Collect every line below that contains the word "ylabel".

** Start Information provided **

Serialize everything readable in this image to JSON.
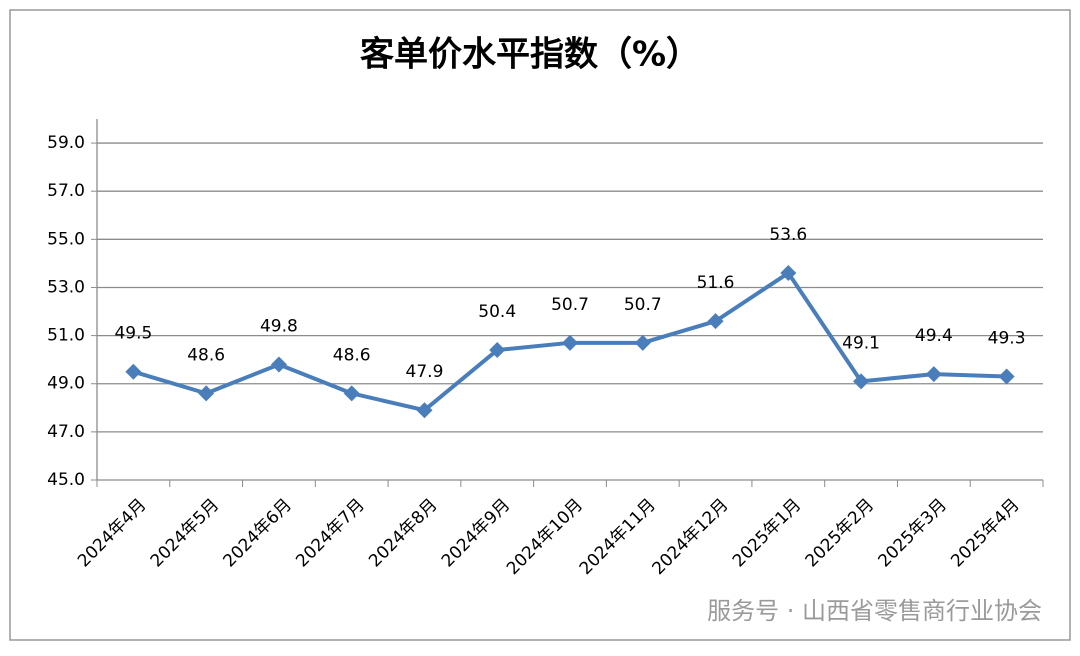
{
  "chart_data": {
    "type": "line",
    "title": "客单价水平指数（%）",
    "categories": [
      "2024年4月",
      "2024年5月",
      "2024年6月",
      "2024年7月",
      "2024年8月",
      "2024年9月",
      "2024年10月",
      "2024年11月",
      "2024年12月",
      "2025年1月",
      "2025年2月",
      "2025年3月",
      "2025年4月"
    ],
    "series": [
      {
        "color": "#4a7ebb",
        "values": [
          49.5,
          48.6,
          49.8,
          48.6,
          47.9,
          50.4,
          50.7,
          50.7,
          51.6,
          53.6,
          49.1,
          49.4,
          49.3
        ]
      }
    ],
    "ylim": [
      45,
      60
    ],
    "yticks": [
      {
        "value": 45,
        "label": "45.0"
      },
      {
        "value": 47,
        "label": "47.0"
      },
      {
        "value": 49,
        "label": "49.0"
      },
      {
        "value": 51,
        "label": "51.0"
      },
      {
        "value": 53,
        "label": "53.0"
      },
      {
        "value": 55,
        "label": "55.0"
      },
      {
        "value": 57,
        "label": "57.0"
      },
      {
        "value": 59,
        "label": "59.0"
      }
    ],
    "grid": true,
    "watermark": "服务号 · 山西省零售商行业协会"
  }
}
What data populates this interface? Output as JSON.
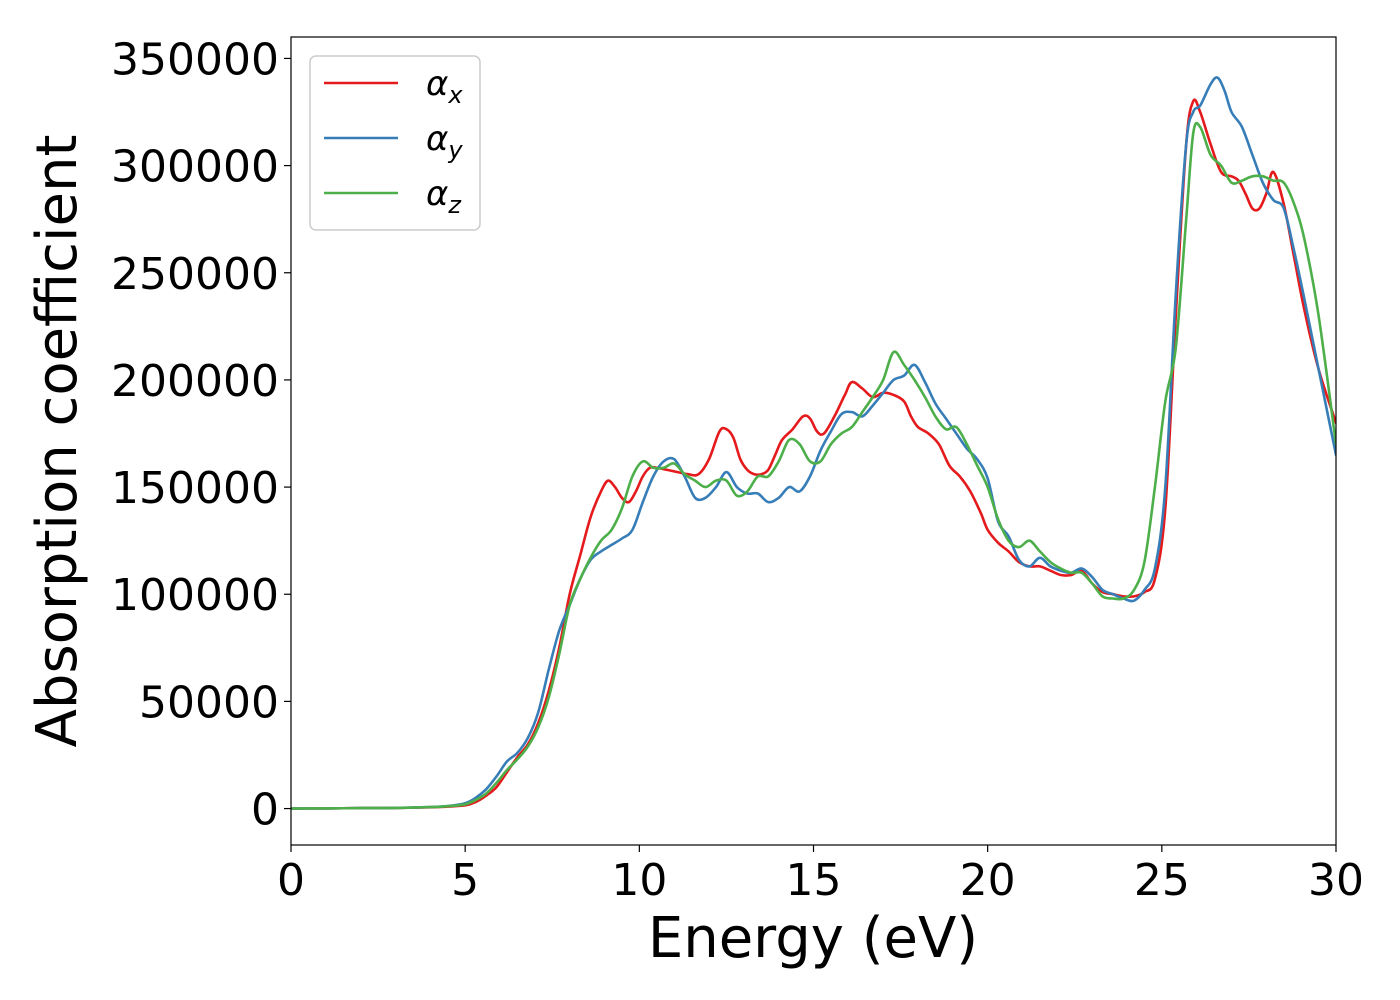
{
  "chart_data": {
    "type": "line",
    "title": "",
    "xlabel": "Energy (eV)",
    "ylabel": "Absorption coefficient",
    "xlim": [
      0,
      30
    ],
    "ylim": [
      -17000,
      360000
    ],
    "xticks": [
      0,
      5,
      10,
      15,
      20,
      25,
      30
    ],
    "yticks": [
      0,
      50000,
      100000,
      150000,
      200000,
      250000,
      300000,
      350000
    ],
    "grid": false,
    "legend_position": "top-left",
    "series": [
      {
        "name": "α",
        "subscript": "x",
        "color": "#e41a1c",
        "x": [
          0,
          1,
          2,
          3,
          4,
          4.5,
          5,
          5.3,
          5.6,
          5.9,
          6.2,
          6.5,
          6.8,
          7.1,
          7.4,
          7.7,
          8,
          8.3,
          8.6,
          8.9,
          9.1,
          9.3,
          9.5,
          9.7,
          9.9,
          10.1,
          10.3,
          10.5,
          10.8,
          11.1,
          11.4,
          11.7,
          12,
          12.3,
          12.5,
          12.7,
          12.9,
          13.1,
          13.3,
          13.5,
          13.7,
          13.9,
          14.1,
          14.4,
          14.7,
          14.9,
          15.1,
          15.3,
          15.6,
          15.9,
          16.1,
          16.4,
          16.7,
          17,
          17.3,
          17.6,
          17.8,
          18,
          18.3,
          18.6,
          18.9,
          19.2,
          19.5,
          19.8,
          20,
          20.3,
          20.6,
          20.9,
          21.2,
          21.5,
          21.8,
          22.1,
          22.4,
          22.7,
          23,
          23.3,
          23.6,
          23.9,
          24.2,
          24.5,
          24.8,
          25.1,
          25.4,
          25.7,
          25.9,
          26.1,
          26.4,
          26.7,
          27,
          27.2,
          27.4,
          27.6,
          27.8,
          28,
          28.2,
          28.5,
          28.8,
          29.1,
          29.5,
          30
        ],
        "values": [
          0,
          100,
          200,
          300,
          600,
          900,
          1500,
          3000,
          6000,
          10000,
          17000,
          24000,
          30000,
          40000,
          55000,
          75000,
          100000,
          118000,
          136000,
          148000,
          153000,
          150000,
          145000,
          143000,
          148000,
          155000,
          159000,
          159000,
          158000,
          157000,
          156000,
          156000,
          163000,
          176000,
          177000,
          173000,
          163000,
          158000,
          156000,
          156000,
          158000,
          165000,
          172000,
          177000,
          183000,
          182000,
          176000,
          175000,
          183000,
          193000,
          199000,
          196000,
          192000,
          194000,
          193000,
          190000,
          183000,
          178000,
          175000,
          170000,
          160000,
          155000,
          148000,
          138000,
          130000,
          124000,
          120000,
          115000,
          113000,
          113000,
          111000,
          109000,
          109000,
          111000,
          105000,
          101000,
          100000,
          99000,
          99000,
          101000,
          107000,
          140000,
          230000,
          310000,
          330000,
          325000,
          310000,
          297000,
          295000,
          293000,
          287000,
          280000,
          280000,
          287000,
          297000,
          282000,
          257000,
          232000,
          205000,
          180000
        ]
      },
      {
        "name": "α",
        "subscript": "y",
        "color": "#377eb8",
        "x": [
          0,
          1,
          2,
          3,
          4,
          4.5,
          5,
          5.3,
          5.6,
          5.9,
          6.2,
          6.5,
          6.8,
          7.1,
          7.4,
          7.7,
          8,
          8.3,
          8.6,
          8.9,
          9.2,
          9.5,
          9.8,
          10.1,
          10.4,
          10.7,
          11,
          11.3,
          11.6,
          11.9,
          12.2,
          12.5,
          12.8,
          13.1,
          13.4,
          13.7,
          14,
          14.3,
          14.6,
          14.9,
          15.2,
          15.5,
          15.8,
          16.1,
          16.4,
          16.7,
          17,
          17.3,
          17.6,
          17.9,
          18.2,
          18.5,
          18.8,
          19.1,
          19.4,
          19.7,
          20,
          20.3,
          20.6,
          20.9,
          21.2,
          21.5,
          21.8,
          22.1,
          22.4,
          22.7,
          23,
          23.3,
          23.6,
          23.9,
          24.2,
          24.5,
          24.8,
          25.1,
          25.4,
          25.7,
          25.9,
          26.1,
          26.4,
          26.6,
          26.8,
          27,
          27.3,
          27.6,
          27.9,
          28.2,
          28.5,
          28.8,
          29.1,
          29.5,
          30
        ],
        "values": [
          0,
          100,
          200,
          300,
          700,
          1200,
          2500,
          5000,
          9000,
          15000,
          22000,
          26000,
          33000,
          45000,
          65000,
          83000,
          95000,
          107000,
          116000,
          120000,
          123000,
          126000,
          130000,
          143000,
          155000,
          162000,
          163000,
          155000,
          145000,
          145000,
          150000,
          157000,
          150000,
          147000,
          147000,
          143000,
          145000,
          150000,
          148000,
          155000,
          167000,
          176000,
          184000,
          185000,
          183000,
          188000,
          194000,
          200000,
          202000,
          207000,
          199000,
          189000,
          182000,
          175000,
          168000,
          163000,
          154000,
          134000,
          127000,
          116000,
          113000,
          117000,
          113000,
          111000,
          110000,
          112000,
          108000,
          102000,
          100000,
          98000,
          97000,
          102000,
          112000,
          150000,
          240000,
          310000,
          325000,
          328000,
          338000,
          341000,
          335000,
          325000,
          318000,
          305000,
          292000,
          284000,
          280000,
          260000,
          237000,
          205000,
          165000
        ]
      },
      {
        "name": "α",
        "subscript": "z",
        "color": "#4daf4a",
        "x": [
          0,
          1,
          2,
          3,
          4,
          4.5,
          5,
          5.3,
          5.6,
          5.9,
          6.2,
          6.5,
          6.8,
          7.1,
          7.4,
          7.7,
          8,
          8.3,
          8.6,
          8.9,
          9.2,
          9.5,
          9.8,
          10.1,
          10.4,
          10.7,
          11,
          11.3,
          11.6,
          11.9,
          12.2,
          12.5,
          12.8,
          13.1,
          13.4,
          13.7,
          14,
          14.3,
          14.6,
          14.9,
          15.2,
          15.5,
          15.8,
          16.1,
          16.4,
          16.7,
          17,
          17.3,
          17.6,
          17.9,
          18.2,
          18.5,
          18.8,
          19.1,
          19.4,
          19.7,
          20,
          20.3,
          20.6,
          20.9,
          21.2,
          21.5,
          21.8,
          22.1,
          22.4,
          22.7,
          23,
          23.3,
          23.6,
          23.9,
          24.2,
          24.5,
          24.8,
          25.1,
          25.4,
          25.7,
          25.9,
          26.1,
          26.4,
          26.7,
          27,
          27.3,
          27.6,
          27.9,
          28.2,
          28.5,
          28.8,
          29.1,
          29.5,
          30
        ],
        "values": [
          0,
          100,
          200,
          300,
          700,
          1100,
          2000,
          4000,
          7000,
          12000,
          18000,
          23000,
          29000,
          38000,
          52000,
          72000,
          95000,
          107000,
          117000,
          125000,
          130000,
          140000,
          155000,
          162000,
          159000,
          159000,
          161000,
          156000,
          153000,
          150000,
          153000,
          153000,
          146000,
          148000,
          155000,
          155000,
          162000,
          172000,
          170000,
          162000,
          162000,
          170000,
          175000,
          178000,
          185000,
          192000,
          200000,
          213000,
          207000,
          200000,
          192000,
          183000,
          177000,
          178000,
          170000,
          160000,
          150000,
          135000,
          125000,
          122000,
          125000,
          120000,
          115000,
          112000,
          110000,
          110000,
          105000,
          99000,
          98000,
          98000,
          102000,
          115000,
          150000,
          190000,
          215000,
          275000,
          315000,
          318000,
          305000,
          300000,
          292000,
          293000,
          295000,
          295000,
          293000,
          292000,
          282000,
          265000,
          230000,
          170000
        ]
      }
    ]
  }
}
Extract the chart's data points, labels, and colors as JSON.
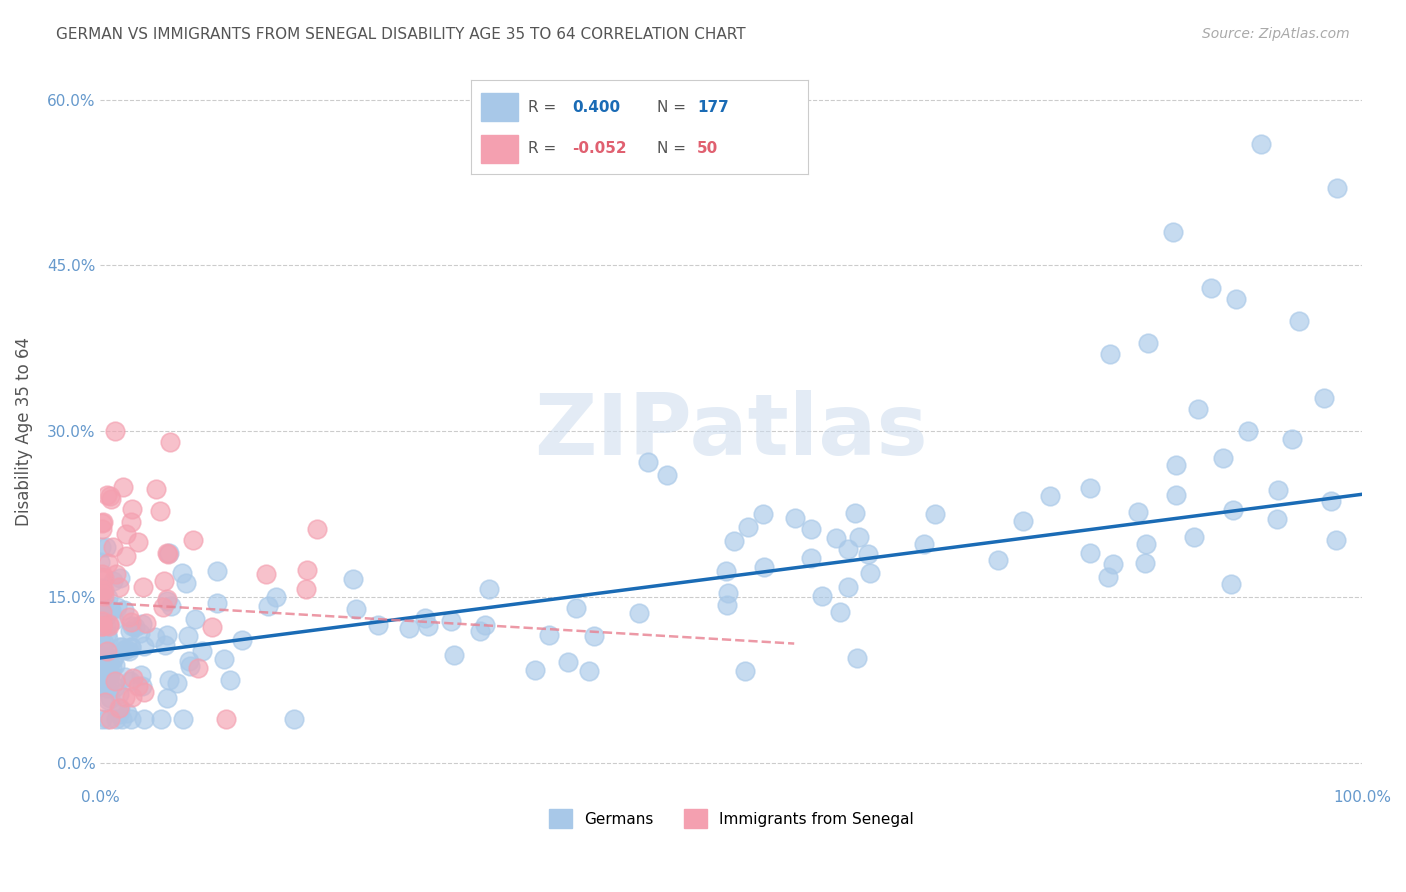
{
  "title": "GERMAN VS IMMIGRANTS FROM SENEGAL DISABILITY AGE 35 TO 64 CORRELATION CHART",
  "source": "Source: ZipAtlas.com",
  "xlabel": "",
  "ylabel": "Disability Age 35 to 64",
  "xlim": [
    0.0,
    1.0
  ],
  "ylim": [
    -0.02,
    0.62
  ],
  "yticks": [
    0.0,
    0.15,
    0.3,
    0.45,
    0.6
  ],
  "ytick_labels": [
    "0.0%",
    "15.0%",
    "30.0%",
    "45.0%",
    "60.0%"
  ],
  "xticks": [
    0.0,
    0.1,
    0.2,
    0.3,
    0.4,
    0.5,
    0.6,
    0.7,
    0.8,
    0.9,
    1.0
  ],
  "xtick_labels": [
    "0.0%",
    "",
    "",
    "",
    "",
    "",
    "",
    "",
    "",
    "",
    "100.0%"
  ],
  "german_color": "#a8c8e8",
  "senegal_color": "#f4a0b0",
  "german_line_color": "#1a6bb5",
  "senegal_line_color": "#e88090",
  "background_color": "#ffffff",
  "grid_color": "#cccccc",
  "R_german": 0.4,
  "N_german": 177,
  "R_senegal": -0.052,
  "N_senegal": 50,
  "watermark": "ZIPatlas",
  "legend_labels": [
    "Germans",
    "Immigrants from Senegal"
  ],
  "title_color": "#555555",
  "axis_color": "#6699cc",
  "tick_color": "#6699cc",
  "german_line_y_start": 0.095,
  "german_line_y_end": 0.243,
  "senegal_line_y_start": 0.145,
  "senegal_line_y_end": 0.108,
  "senegal_line_x_end": 0.55
}
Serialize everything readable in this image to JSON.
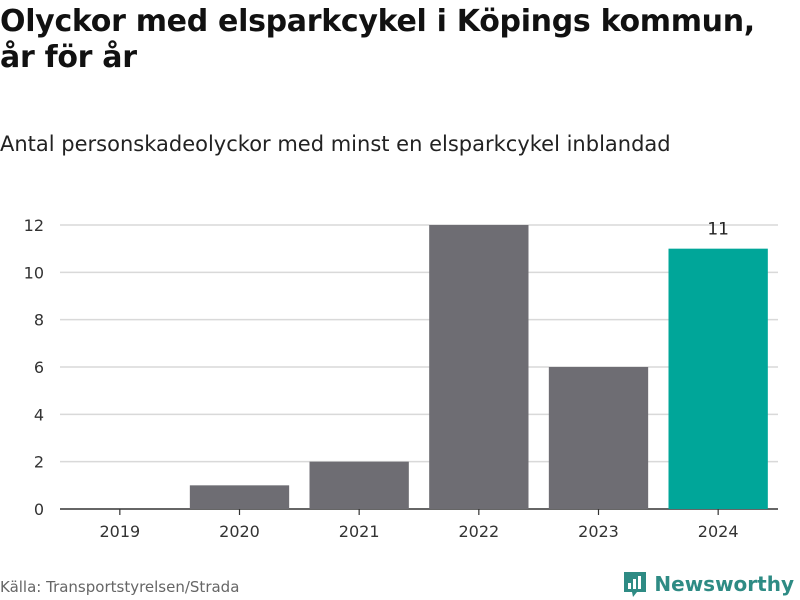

** End Information provided **

Response to this task »
    "ylabel": "Absorption coefficient",
  "ylabel": "Disability Age 35 to 64",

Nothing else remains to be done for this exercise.